» Exercise instructions: Write out every entry exactly as it appears.

» Entries from a dataset:
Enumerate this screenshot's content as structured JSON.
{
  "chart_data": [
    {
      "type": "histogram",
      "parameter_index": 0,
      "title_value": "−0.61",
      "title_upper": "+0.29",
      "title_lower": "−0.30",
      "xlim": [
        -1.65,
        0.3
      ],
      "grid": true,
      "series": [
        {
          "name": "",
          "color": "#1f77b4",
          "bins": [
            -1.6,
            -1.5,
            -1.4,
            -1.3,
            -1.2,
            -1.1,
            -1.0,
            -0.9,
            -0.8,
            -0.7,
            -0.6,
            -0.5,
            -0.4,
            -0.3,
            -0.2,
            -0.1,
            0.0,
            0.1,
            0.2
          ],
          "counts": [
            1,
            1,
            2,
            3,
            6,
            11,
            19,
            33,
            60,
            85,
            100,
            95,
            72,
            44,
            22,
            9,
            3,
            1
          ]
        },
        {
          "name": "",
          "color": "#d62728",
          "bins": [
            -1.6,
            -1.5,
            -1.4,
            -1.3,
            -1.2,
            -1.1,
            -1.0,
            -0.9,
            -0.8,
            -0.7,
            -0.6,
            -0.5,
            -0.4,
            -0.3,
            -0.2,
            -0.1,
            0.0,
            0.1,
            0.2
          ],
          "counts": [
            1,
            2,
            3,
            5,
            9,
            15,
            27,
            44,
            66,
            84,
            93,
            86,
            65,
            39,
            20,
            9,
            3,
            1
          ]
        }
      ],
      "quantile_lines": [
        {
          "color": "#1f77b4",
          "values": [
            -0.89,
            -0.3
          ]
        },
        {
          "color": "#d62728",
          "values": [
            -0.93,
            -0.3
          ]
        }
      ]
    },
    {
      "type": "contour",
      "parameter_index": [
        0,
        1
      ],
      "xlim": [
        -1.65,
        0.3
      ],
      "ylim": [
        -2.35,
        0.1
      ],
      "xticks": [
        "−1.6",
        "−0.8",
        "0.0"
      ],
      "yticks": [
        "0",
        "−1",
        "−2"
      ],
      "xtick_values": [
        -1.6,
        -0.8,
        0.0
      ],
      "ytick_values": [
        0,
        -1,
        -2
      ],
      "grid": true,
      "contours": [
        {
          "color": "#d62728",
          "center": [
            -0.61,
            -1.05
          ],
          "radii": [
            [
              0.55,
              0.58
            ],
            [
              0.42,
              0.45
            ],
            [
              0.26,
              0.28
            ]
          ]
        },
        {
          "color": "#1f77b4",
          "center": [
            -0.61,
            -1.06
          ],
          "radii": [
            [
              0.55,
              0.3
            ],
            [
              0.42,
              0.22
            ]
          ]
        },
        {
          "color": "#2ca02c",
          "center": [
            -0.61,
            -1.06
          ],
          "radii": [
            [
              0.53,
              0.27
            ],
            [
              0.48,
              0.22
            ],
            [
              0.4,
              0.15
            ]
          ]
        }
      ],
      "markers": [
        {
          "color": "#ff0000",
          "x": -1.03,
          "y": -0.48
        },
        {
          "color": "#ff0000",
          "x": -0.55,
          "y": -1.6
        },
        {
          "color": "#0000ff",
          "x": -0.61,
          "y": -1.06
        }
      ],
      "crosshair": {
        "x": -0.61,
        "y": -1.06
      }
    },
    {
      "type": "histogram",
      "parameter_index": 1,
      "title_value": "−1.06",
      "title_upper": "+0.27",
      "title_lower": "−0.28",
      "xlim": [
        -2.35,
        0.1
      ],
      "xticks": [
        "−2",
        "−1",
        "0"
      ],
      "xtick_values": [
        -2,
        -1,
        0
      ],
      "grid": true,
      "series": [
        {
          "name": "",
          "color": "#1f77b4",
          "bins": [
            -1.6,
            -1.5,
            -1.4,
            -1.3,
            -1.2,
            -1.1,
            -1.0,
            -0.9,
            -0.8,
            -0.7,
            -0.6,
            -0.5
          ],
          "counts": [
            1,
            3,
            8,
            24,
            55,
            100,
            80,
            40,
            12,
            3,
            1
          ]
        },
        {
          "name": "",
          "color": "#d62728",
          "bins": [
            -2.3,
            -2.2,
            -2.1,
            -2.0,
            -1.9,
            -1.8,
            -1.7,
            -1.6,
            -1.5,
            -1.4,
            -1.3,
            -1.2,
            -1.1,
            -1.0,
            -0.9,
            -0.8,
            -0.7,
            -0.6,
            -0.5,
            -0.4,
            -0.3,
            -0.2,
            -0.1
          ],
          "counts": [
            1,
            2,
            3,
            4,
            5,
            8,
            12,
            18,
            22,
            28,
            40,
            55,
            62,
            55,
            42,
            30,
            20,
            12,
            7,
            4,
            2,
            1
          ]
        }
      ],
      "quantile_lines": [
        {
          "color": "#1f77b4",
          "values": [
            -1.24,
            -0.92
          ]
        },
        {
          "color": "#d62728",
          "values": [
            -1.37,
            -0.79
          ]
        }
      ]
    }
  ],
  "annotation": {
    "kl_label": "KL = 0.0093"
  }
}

» Reply:
Enumerate this screenshot's content as structured JSON.
{
  "chart_data": [
    {
      "type": "histogram",
      "parameter_index": 0,
      "title_value": "−0.61",
      "title_upper": "+0.29",
      "title_lower": "−0.30",
      "xlim": [
        -1.65,
        0.3
      ],
      "grid": true,
      "series": [
        {
          "name": "",
          "color": "#1f77b4",
          "bins": [
            -1.6,
            -1.5,
            -1.4,
            -1.3,
            -1.2,
            -1.1,
            -1.0,
            -0.9,
            -0.8,
            -0.7,
            -0.6,
            -0.5,
            -0.4,
            -0.3,
            -0.2,
            -0.1,
            0.0,
            0.1,
            0.2
          ],
          "counts": [
            1,
            1,
            2,
            3,
            6,
            11,
            19,
            33,
            60,
            85,
            100,
            95,
            72,
            44,
            22,
            9,
            3,
            1
          ]
        },
        {
          "name": "",
          "color": "#d62728",
          "bins": [
            -1.6,
            -1.5,
            -1.4,
            -1.3,
            -1.2,
            -1.1,
            -1.0,
            -0.9,
            -0.8,
            -0.7,
            -0.6,
            -0.5,
            -0.4,
            -0.3,
            -0.2,
            -0.1,
            0.0,
            0.1,
            0.2
          ],
          "counts": [
            1,
            2,
            3,
            5,
            9,
            15,
            27,
            44,
            66,
            84,
            93,
            86,
            65,
            39,
            20,
            9,
            3,
            1
          ]
        }
      ],
      "quantile_lines": [
        {
          "color": "#1f77b4",
          "values": [
            -0.89,
            -0.3
          ]
        },
        {
          "color": "#d62728",
          "values": [
            -0.93,
            -0.3
          ]
        }
      ]
    },
    {
      "type": "contour",
      "parameter_index": [
        0,
        1
      ],
      "xlim": [
        -1.65,
        0.3
      ],
      "ylim": [
        -2.35,
        0.1
      ],
      "xticks": [
        "−1.6",
        "−0.8",
        "0.0"
      ],
      "yticks": [
        "0",
        "−1",
        "−2"
      ],
      "xtick_values": [
        -1.6,
        -0.8,
        0.0
      ],
      "ytick_values": [
        0,
        -1,
        -2
      ],
      "grid": true,
      "contours": [
        {
          "color": "#d62728",
          "center": [
            -0.61,
            -1.05
          ],
          "radii": [
            [
              0.55,
              0.58
            ],
            [
              0.42,
              0.45
            ],
            [
              0.26,
              0.28
            ]
          ]
        },
        {
          "color": "#1f77b4",
          "center": [
            -0.61,
            -1.06
          ],
          "radii": [
            [
              0.55,
              0.3
            ],
            [
              0.42,
              0.22
            ]
          ]
        },
        {
          "color": "#2ca02c",
          "center": [
            -0.61,
            -1.06
          ],
          "radii": [
            [
              0.53,
              0.27
            ],
            [
              0.48,
              0.22
            ],
            [
              0.4,
              0.15
            ]
          ]
        }
      ],
      "markers": [
        {
          "color": "#ff0000",
          "x": -1.03,
          "y": -0.48
        },
        {
          "color": "#ff0000",
          "x": -0.55,
          "y": -1.6
        },
        {
          "color": "#0000ff",
          "x": -0.61,
          "y": -1.06
        }
      ],
      "crosshair": {
        "x": -0.61,
        "y": -1.06
      }
    },
    {
      "type": "histogram",
      "parameter_index": 1,
      "title_value": "−1.06",
      "title_upper": "+0.27",
      "title_lower": "−0.28",
      "xlim": [
        -2.35,
        0.1
      ],
      "xticks": [
        "−2",
        "−1",
        "0"
      ],
      "xtick_values": [
        -2,
        -1,
        0
      ],
      "grid": true,
      "series": [
        {
          "name": "",
          "color": "#1f77b4",
          "bins": [
            -1.6,
            -1.5,
            -1.4,
            -1.3,
            -1.2,
            -1.1,
            -1.0,
            -0.9,
            -0.8,
            -0.7,
            -0.6,
            -0.5
          ],
          "counts": [
            1,
            3,
            8,
            24,
            55,
            100,
            80,
            40,
            12,
            3,
            1
          ]
        },
        {
          "name": "",
          "color": "#d62728",
          "bins": [
            -2.3,
            -2.2,
            -2.1,
            -2.0,
            -1.9,
            -1.8,
            -1.7,
            -1.6,
            -1.5,
            -1.4,
            -1.3,
            -1.2,
            -1.1,
            -1.0,
            -0.9,
            -0.8,
            -0.7,
            -0.6,
            -0.5,
            -0.4,
            -0.3,
            -0.2,
            -0.1
          ],
          "counts": [
            1,
            2,
            3,
            4,
            5,
            8,
            12,
            18,
            22,
            28,
            40,
            55,
            62,
            55,
            42,
            30,
            20,
            12,
            7,
            4,
            2,
            1
          ]
        }
      ],
      "quantile_lines": [
        {
          "color": "#1f77b4",
          "values": [
            -1.24,
            -0.92
          ]
        },
        {
          "color": "#d62728",
          "values": [
            -1.37,
            -0.79
          ]
        }
      ]
    }
  ],
  "annotation": {
    "kl_label": "KL = 0.0093"
  }
}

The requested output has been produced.